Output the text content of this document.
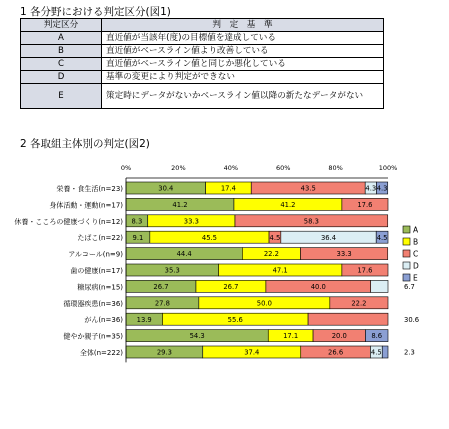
1 各分野における判定区分(図1)
判定区分	判　定　基　準
A	直近値が当該年(度)の目標値を達成している
B	直近値がベースライン値より改善している
C	直近値がベースライン値と同じか悪化している
D	基準の変更により判定ができない
E	策定時にデータがないかベースライン値以降の新たなデータがない
2 各取組主体別の判定(図2)
0%	20%	40%	60%	80%	100%
栄養・食生活(n=23)
身体活動・運動(n=17)
休養・こころの健康づくり(n=12)
たばこ(n=22)
アルコール(n=9)
歯の健康(n=17)
糖尿病(n=15)
循環器疾患(n=36)
がん(n=36)
健やか親子(n=35)
全体(n=222)
30.4	17.4	43.5	4.3 4.3
41.2	41.2	17.6
8.3	33.3	58.3
9.1	45.5	4.5	36.4	4.5
44.4	22.2	33.3
35.3	47.1	17.6
26.7	26.7	40.0	6.7
27.8	50.0	22.2
13.9	55.6	30.6
54.3	17.1	20.0	8.6
29.3	37.4	26.6	4.5	2.3
A
B
C
D
E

◆ ◆ ◆ ◆ ◆

• Task objective: Leave the pictures out and reproduce each record exactly as written.

• In response:
Output the text content of this document.
1 各分野における判定区分(図1)
判定区分	判　定　基　準
A	直近値が当該年(度)の目標値を達成している
B	直近値がベースライン値より改善している
C	直近値がベースライン値と同じか悪化している
D	基準の変更により判定ができない
E	策定時にデータがないかベースライン値以降の新たなデータがない
2 各取組主体別の判定(図2)
0%	20%	40%	60%	80%	100%
栄養・食生活(n=23)
身体活動・運動(n=17)
休養・こころの健康づくり(n=12)
たばこ(n=22)
アルコール(n=9)
歯の健康(n=17)
糖尿病(n=15)
循環器疾患(n=36)
がん(n=36)
健やか親子(n=35)
全体(n=222)
30.4	17.4	43.5	4.3 4.3
41.2	41.2	17.6
8.3	33.3	58.3
9.1	45.5	4.5	36.4	4.5
44.4	22.2	33.3
35.3	47.1	17.6
26.7	26.7	40.0	6.7
27.8	50.0	22.2
13.9	55.6	30.6
54.3	17.1	20.0	8.6
29.3	37.4	26.6	4.5	2.3
A
B
C
D
E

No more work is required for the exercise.